---- DATA TO USE

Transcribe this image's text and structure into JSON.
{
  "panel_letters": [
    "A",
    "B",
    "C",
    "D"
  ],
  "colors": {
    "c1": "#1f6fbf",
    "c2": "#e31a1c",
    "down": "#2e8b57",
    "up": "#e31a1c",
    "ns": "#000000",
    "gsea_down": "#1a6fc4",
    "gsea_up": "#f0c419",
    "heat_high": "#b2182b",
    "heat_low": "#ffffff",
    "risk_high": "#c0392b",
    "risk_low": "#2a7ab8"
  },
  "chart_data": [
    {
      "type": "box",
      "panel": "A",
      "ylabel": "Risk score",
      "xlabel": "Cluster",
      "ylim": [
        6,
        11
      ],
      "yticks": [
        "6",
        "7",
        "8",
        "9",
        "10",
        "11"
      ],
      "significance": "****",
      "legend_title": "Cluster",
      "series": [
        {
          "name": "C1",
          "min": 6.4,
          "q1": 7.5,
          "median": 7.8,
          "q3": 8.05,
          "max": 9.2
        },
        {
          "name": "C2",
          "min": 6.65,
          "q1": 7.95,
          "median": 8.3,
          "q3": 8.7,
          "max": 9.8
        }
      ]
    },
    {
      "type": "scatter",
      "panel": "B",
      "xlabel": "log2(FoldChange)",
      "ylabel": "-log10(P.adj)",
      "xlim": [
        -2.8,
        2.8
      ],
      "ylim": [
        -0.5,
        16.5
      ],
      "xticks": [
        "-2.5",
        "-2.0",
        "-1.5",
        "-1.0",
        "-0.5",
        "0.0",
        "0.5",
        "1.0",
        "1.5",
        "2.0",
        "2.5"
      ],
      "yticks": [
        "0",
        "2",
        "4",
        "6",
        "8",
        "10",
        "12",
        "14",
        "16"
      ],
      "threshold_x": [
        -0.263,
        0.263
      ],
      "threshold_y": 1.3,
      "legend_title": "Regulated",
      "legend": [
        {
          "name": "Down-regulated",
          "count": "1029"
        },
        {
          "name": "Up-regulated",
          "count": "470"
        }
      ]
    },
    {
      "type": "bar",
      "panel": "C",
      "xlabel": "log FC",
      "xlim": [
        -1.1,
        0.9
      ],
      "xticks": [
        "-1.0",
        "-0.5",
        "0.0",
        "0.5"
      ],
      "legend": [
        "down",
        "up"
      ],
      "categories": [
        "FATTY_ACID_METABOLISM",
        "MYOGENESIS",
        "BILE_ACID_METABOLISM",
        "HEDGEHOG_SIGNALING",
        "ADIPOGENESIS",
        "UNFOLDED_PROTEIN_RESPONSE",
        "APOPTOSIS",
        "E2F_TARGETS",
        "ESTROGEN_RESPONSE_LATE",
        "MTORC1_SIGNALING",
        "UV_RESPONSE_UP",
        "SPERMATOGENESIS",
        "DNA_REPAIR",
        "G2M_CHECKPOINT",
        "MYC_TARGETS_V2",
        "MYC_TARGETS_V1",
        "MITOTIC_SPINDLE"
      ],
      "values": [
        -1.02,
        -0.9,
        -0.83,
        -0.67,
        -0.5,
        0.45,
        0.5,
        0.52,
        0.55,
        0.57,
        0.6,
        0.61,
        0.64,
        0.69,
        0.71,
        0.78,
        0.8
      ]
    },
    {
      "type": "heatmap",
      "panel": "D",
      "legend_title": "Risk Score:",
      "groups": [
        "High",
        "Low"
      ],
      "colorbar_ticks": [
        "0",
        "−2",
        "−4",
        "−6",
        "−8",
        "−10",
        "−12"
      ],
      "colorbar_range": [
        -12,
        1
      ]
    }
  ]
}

--------

Copy every record shown above, exactly and completely.

Transcribe this image's text and structure into JSON.
{
  "panel_letters": [
    "A",
    "B",
    "C",
    "D"
  ],
  "colors": {
    "c1": "#1f6fbf",
    "c2": "#e31a1c",
    "down": "#2e8b57",
    "up": "#e31a1c",
    "ns": "#000000",
    "gsea_down": "#1a6fc4",
    "gsea_up": "#f0c419",
    "heat_high": "#b2182b",
    "heat_low": "#ffffff",
    "risk_high": "#c0392b",
    "risk_low": "#2a7ab8"
  },
  "chart_data": [
    {
      "type": "box",
      "panel": "A",
      "ylabel": "Risk score",
      "xlabel": "Cluster",
      "ylim": [
        6,
        11
      ],
      "yticks": [
        "6",
        "7",
        "8",
        "9",
        "10",
        "11"
      ],
      "significance": "****",
      "legend_title": "Cluster",
      "series": [
        {
          "name": "C1",
          "min": 6.4,
          "q1": 7.5,
          "median": 7.8,
          "q3": 8.05,
          "max": 9.2
        },
        {
          "name": "C2",
          "min": 6.65,
          "q1": 7.95,
          "median": 8.3,
          "q3": 8.7,
          "max": 9.8
        }
      ]
    },
    {
      "type": "scatter",
      "panel": "B",
      "xlabel": "log2(FoldChange)",
      "ylabel": "-log10(P.adj)",
      "xlim": [
        -2.8,
        2.8
      ],
      "ylim": [
        -0.5,
        16.5
      ],
      "xticks": [
        "-2.5",
        "-2.0",
        "-1.5",
        "-1.0",
        "-0.5",
        "0.0",
        "0.5",
        "1.0",
        "1.5",
        "2.0",
        "2.5"
      ],
      "yticks": [
        "0",
        "2",
        "4",
        "6",
        "8",
        "10",
        "12",
        "14",
        "16"
      ],
      "threshold_x": [
        -0.263,
        0.263
      ],
      "threshold_y": 1.3,
      "legend_title": "Regulated",
      "legend": [
        {
          "name": "Down-regulated",
          "count": "1029"
        },
        {
          "name": "Up-regulated",
          "count": "470"
        }
      ]
    },
    {
      "type": "bar",
      "panel": "C",
      "xlabel": "log FC",
      "xlim": [
        -1.1,
        0.9
      ],
      "xticks": [
        "-1.0",
        "-0.5",
        "0.0",
        "0.5"
      ],
      "legend": [
        "down",
        "up"
      ],
      "categories": [
        "FATTY_ACID_METABOLISM",
        "MYOGENESIS",
        "BILE_ACID_METABOLISM",
        "HEDGEHOG_SIGNALING",
        "ADIPOGENESIS",
        "UNFOLDED_PROTEIN_RESPONSE",
        "APOPTOSIS",
        "E2F_TARGETS",
        "ESTROGEN_RESPONSE_LATE",
        "MTORC1_SIGNALING",
        "UV_RESPONSE_UP",
        "SPERMATOGENESIS",
        "DNA_REPAIR",
        "G2M_CHECKPOINT",
        "MYC_TARGETS_V2",
        "MYC_TARGETS_V1",
        "MITOTIC_SPINDLE"
      ],
      "values": [
        -1.02,
        -0.9,
        -0.83,
        -0.67,
        -0.5,
        0.45,
        0.5,
        0.52,
        0.55,
        0.57,
        0.6,
        0.61,
        0.64,
        0.69,
        0.71,
        0.78,
        0.8
      ]
    },
    {
      "type": "heatmap",
      "panel": "D",
      "legend_title": "Risk Score:",
      "groups": [
        "High",
        "Low"
      ],
      "colorbar_ticks": [
        "0",
        "−2",
        "−4",
        "−6",
        "−8",
        "−10",
        "−12"
      ],
      "colorbar_range": [
        -12,
        1
      ]
    }
  ]
}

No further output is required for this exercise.